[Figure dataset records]
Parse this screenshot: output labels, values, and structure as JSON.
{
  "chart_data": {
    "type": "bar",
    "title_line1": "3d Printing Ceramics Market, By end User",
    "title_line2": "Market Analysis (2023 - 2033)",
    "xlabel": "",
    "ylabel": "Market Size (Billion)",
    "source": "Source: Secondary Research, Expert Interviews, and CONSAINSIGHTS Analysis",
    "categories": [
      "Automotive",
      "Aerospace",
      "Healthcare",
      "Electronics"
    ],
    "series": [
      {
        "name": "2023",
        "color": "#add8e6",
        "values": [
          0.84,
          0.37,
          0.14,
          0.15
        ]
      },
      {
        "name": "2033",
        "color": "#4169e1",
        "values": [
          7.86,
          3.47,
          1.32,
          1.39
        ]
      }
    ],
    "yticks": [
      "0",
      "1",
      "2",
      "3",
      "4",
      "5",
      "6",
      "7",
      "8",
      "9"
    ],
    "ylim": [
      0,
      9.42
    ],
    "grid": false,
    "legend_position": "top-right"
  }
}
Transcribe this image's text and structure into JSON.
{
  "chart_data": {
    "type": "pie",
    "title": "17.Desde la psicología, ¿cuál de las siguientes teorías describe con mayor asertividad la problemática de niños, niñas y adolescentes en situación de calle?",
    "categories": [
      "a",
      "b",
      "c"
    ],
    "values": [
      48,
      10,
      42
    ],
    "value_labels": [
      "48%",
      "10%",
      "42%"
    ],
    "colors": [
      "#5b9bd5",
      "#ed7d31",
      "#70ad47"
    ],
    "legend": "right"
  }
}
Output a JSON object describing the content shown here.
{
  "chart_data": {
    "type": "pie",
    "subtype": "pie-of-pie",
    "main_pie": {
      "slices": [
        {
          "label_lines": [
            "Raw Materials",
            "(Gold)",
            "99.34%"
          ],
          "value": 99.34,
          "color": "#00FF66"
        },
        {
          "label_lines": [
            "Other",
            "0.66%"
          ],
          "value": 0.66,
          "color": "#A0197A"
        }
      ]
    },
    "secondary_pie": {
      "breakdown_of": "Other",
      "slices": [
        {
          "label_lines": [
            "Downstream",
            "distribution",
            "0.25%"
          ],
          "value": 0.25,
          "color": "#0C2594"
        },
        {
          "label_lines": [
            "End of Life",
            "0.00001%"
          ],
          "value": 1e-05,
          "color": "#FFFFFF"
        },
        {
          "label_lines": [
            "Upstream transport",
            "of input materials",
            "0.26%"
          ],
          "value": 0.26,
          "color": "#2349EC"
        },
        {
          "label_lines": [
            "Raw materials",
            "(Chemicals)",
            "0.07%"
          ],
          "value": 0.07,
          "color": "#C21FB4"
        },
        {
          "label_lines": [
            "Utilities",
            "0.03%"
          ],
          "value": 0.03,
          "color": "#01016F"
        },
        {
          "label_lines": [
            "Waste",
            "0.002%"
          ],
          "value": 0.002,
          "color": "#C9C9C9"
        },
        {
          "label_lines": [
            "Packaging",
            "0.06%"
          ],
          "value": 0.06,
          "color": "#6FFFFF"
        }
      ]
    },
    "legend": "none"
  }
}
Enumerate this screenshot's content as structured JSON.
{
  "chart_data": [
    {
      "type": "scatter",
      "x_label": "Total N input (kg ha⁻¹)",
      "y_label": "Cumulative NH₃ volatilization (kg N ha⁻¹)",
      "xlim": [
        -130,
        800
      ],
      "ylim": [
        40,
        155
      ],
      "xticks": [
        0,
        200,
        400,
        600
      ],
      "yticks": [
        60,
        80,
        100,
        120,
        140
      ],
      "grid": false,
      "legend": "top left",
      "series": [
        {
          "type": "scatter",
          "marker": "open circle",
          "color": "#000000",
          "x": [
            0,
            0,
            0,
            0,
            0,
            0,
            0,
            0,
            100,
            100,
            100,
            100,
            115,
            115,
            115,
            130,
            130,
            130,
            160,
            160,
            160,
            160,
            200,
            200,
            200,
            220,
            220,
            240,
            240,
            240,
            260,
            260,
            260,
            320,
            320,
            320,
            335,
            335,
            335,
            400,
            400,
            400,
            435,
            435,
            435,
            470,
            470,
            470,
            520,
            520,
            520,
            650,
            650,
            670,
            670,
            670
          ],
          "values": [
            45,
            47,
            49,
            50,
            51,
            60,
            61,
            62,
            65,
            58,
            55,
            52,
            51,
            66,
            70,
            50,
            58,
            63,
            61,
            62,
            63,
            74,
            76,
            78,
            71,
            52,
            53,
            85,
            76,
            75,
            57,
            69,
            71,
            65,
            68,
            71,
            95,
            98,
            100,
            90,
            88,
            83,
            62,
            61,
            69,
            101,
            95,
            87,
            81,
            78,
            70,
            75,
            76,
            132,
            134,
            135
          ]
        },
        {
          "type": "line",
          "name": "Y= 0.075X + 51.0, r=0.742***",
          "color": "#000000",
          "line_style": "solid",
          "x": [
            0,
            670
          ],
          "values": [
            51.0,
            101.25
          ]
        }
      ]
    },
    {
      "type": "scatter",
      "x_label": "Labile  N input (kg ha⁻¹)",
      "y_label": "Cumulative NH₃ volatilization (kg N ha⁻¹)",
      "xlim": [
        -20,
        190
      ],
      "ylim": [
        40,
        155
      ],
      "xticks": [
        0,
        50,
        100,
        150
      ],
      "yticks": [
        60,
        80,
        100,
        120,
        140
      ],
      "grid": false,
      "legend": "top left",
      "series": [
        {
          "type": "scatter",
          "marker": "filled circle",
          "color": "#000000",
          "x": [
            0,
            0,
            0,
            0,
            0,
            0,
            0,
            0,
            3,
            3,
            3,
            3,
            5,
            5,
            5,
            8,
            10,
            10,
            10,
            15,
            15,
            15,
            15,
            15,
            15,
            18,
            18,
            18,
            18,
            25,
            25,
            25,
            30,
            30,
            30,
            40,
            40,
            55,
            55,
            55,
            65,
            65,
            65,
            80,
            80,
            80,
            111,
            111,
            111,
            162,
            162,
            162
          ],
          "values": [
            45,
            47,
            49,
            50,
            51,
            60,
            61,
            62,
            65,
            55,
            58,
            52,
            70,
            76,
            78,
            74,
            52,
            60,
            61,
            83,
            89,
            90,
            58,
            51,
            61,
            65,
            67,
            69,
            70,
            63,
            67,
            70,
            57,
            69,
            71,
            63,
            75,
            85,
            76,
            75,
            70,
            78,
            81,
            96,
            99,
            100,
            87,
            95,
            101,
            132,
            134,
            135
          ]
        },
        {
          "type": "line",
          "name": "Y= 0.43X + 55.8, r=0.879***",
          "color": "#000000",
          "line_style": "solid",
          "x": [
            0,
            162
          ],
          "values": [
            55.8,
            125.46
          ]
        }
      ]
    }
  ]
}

What is required:
Each line of the material must be restated exactly.

Output for this exercise:
Parse this screenshot: output labels, values, and structure as JSON.
{
  "chart_data": {
    "type": "bar",
    "title_line1": "3d Printing Ceramics Market, By end User",
    "title_line2": "Market Analysis (2023 - 2033)",
    "xlabel": "",
    "ylabel": "Market Size (Billion)",
    "source": "Source: Secondary Research, Expert Interviews, and CONSAINSIGHTS Analysis",
    "categories": [
      "Automotive",
      "Aerospace",
      "Healthcare",
      "Electronics"
    ],
    "series": [
      {
        "name": "2023",
        "color": "#add8e6",
        "values": [
          0.84,
          0.37,
          0.14,
          0.15
        ]
      },
      {
        "name": "2033",
        "color": "#4169e1",
        "values": [
          7.86,
          3.47,
          1.32,
          1.39
        ]
      }
    ],
    "yticks": [
      "0",
      "1",
      "2",
      "3",
      "4",
      "5",
      "6",
      "7",
      "8",
      "9"
    ],
    "ylim": [
      0,
      9.42
    ],
    "grid": false,
    "legend_position": "top-right"
  }
}
Transcribe this image's text and structure into JSON.
{
  "chart_data": {
    "type": "pie",
    "title": "17.Desde la psicología, ¿cuál de las siguientes teorías describe con mayor asertividad la problemática de niños, niñas y adolescentes en situación de calle?",
    "categories": [
      "a",
      "b",
      "c"
    ],
    "values": [
      48,
      10,
      42
    ],
    "value_labels": [
      "48%",
      "10%",
      "42%"
    ],
    "colors": [
      "#5b9bd5",
      "#ed7d31",
      "#70ad47"
    ],
    "legend": "right"
  }
}
Output a JSON object describing the content shown here.
{
  "chart_data": {
    "type": "pie",
    "subtype": "pie-of-pie",
    "main_pie": {
      "slices": [
        {
          "label_lines": [
            "Raw Materials",
            "(Gold)",
            "99.34%"
          ],
          "value": 99.34,
          "color": "#00FF66"
        },
        {
          "label_lines": [
            "Other",
            "0.66%"
          ],
          "value": 0.66,
          "color": "#A0197A"
        }
      ]
    },
    "secondary_pie": {
      "breakdown_of": "Other",
      "slices": [
        {
          "label_lines": [
            "Downstream",
            "distribution",
            "0.25%"
          ],
          "value": 0.25,
          "color": "#0C2594"
        },
        {
          "label_lines": [
            "End of Life",
            "0.00001%"
          ],
          "value": 1e-05,
          "color": "#FFFFFF"
        },
        {
          "label_lines": [
            "Upstream transport",
            "of input materials",
            "0.26%"
          ],
          "value": 0.26,
          "color": "#2349EC"
        },
        {
          "label_lines": [
            "Raw materials",
            "(Chemicals)",
            "0.07%"
          ],
          "value": 0.07,
          "color": "#C21FB4"
        },
        {
          "label_lines": [
            "Utilities",
            "0.03%"
          ],
          "value": 0.03,
          "color": "#01016F"
        },
        {
          "label_lines": [
            "Waste",
            "0.002%"
          ],
          "value": 0.002,
          "color": "#C9C9C9"
        },
        {
          "label_lines": [
            "Packaging",
            "0.06%"
          ],
          "value": 0.06,
          "color": "#6FFFFF"
        }
      ]
    },
    "legend": "none"
  }
}
Enumerate this screenshot's content as structured JSON.
{
  "chart_data": [
    {
      "type": "scatter",
      "x_label": "Total N input (kg ha⁻¹)",
      "y_label": "Cumulative NH₃ volatilization (kg N ha⁻¹)",
      "xlim": [
        -130,
        800
      ],
      "ylim": [
        40,
        155
      ],
      "xticks": [
        0,
        200,
        400,
        600
      ],
      "yticks": [
        60,
        80,
        100,
        120,
        140
      ],
      "grid": false,
      "legend": "top left",
      "series": [
        {
          "type": "scatter",
          "marker": "open circle",
          "color": "#000000",
          "x": [
            0,
            0,
            0,
            0,
            0,
            0,
            0,
            0,
            100,
            100,
            100,
            100,
            115,
            115,
            115,
            130,
            130,
            130,
            160,
            160,
            160,
            160,
            200,
            200,
            200,
            220,
            220,
            240,
            240,
            240,
            260,
            260,
            260,
            320,
            320,
            320,
            335,
            335,
            335,
            400,
            400,
            400,
            435,
            435,
            435,
            470,
            470,
            470,
            520,
            520,
            520,
            650,
            650,
            670,
            670,
            670
          ],
          "values": [
            45,
            47,
            49,
            50,
            51,
            60,
            61,
            62,
            65,
            58,
            55,
            52,
            51,
            66,
            70,
            50,
            58,
            63,
            61,
            62,
            63,
            74,
            76,
            78,
            71,
            52,
            53,
            85,
            76,
            75,
            57,
            69,
            71,
            65,
            68,
            71,
            95,
            98,
            100,
            90,
            88,
            83,
            62,
            61,
            69,
            101,
            95,
            87,
            81,
            78,
            70,
            75,
            76,
            132,
            134,
            135
          ]
        },
        {
          "type": "line",
          "name": "Y= 0.075X + 51.0, r=0.742***",
          "color": "#000000",
          "line_style": "solid",
          "x": [
            0,
            670
          ],
          "values": [
            51.0,
            101.25
          ]
        }
      ]
    },
    {
      "type": "scatter",
      "x_label": "Labile  N input (kg ha⁻¹)",
      "y_label": "Cumulative NH₃ volatilization (kg N ha⁻¹)",
      "xlim": [
        -20,
        190
      ],
      "ylim": [
        40,
        155
      ],
      "xticks": [
        0,
        50,
        100,
        150
      ],
      "yticks": [
        60,
        80,
        100,
        120,
        140
      ],
      "grid": false,
      "legend": "top left",
      "series": [
        {
          "type": "scatter",
          "marker": "filled circle",
          "color": "#000000",
          "x": [
            0,
            0,
            0,
            0,
            0,
            0,
            0,
            0,
            3,
            3,
            3,
            3,
            5,
            5,
            5,
            8,
            10,
            10,
            10,
            15,
            15,
            15,
            15,
            15,
            15,
            18,
            18,
            18,
            18,
            25,
            25,
            25,
            30,
            30,
            30,
            40,
            40,
            55,
            55,
            55,
            65,
            65,
            65,
            80,
            80,
            80,
            111,
            111,
            111,
            162,
            162,
            162
          ],
          "values": [
            45,
            47,
            49,
            50,
            51,
            60,
            61,
            62,
            65,
            55,
            58,
            52,
            70,
            76,
            78,
            74,
            52,
            60,
            61,
            83,
            89,
            90,
            58,
            51,
            61,
            65,
            67,
            69,
            70,
            63,
            67,
            70,
            57,
            69,
            71,
            63,
            75,
            85,
            76,
            75,
            70,
            78,
            81,
            96,
            99,
            100,
            87,
            95,
            101,
            132,
            134,
            135
          ]
        },
        {
          "type": "line",
          "name": "Y= 0.43X + 55.8, r=0.879***",
          "color": "#000000",
          "line_style": "solid",
          "x": [
            0,
            162
          ],
          "values": [
            55.8,
            125.46
          ]
        }
      ]
    }
  ]
}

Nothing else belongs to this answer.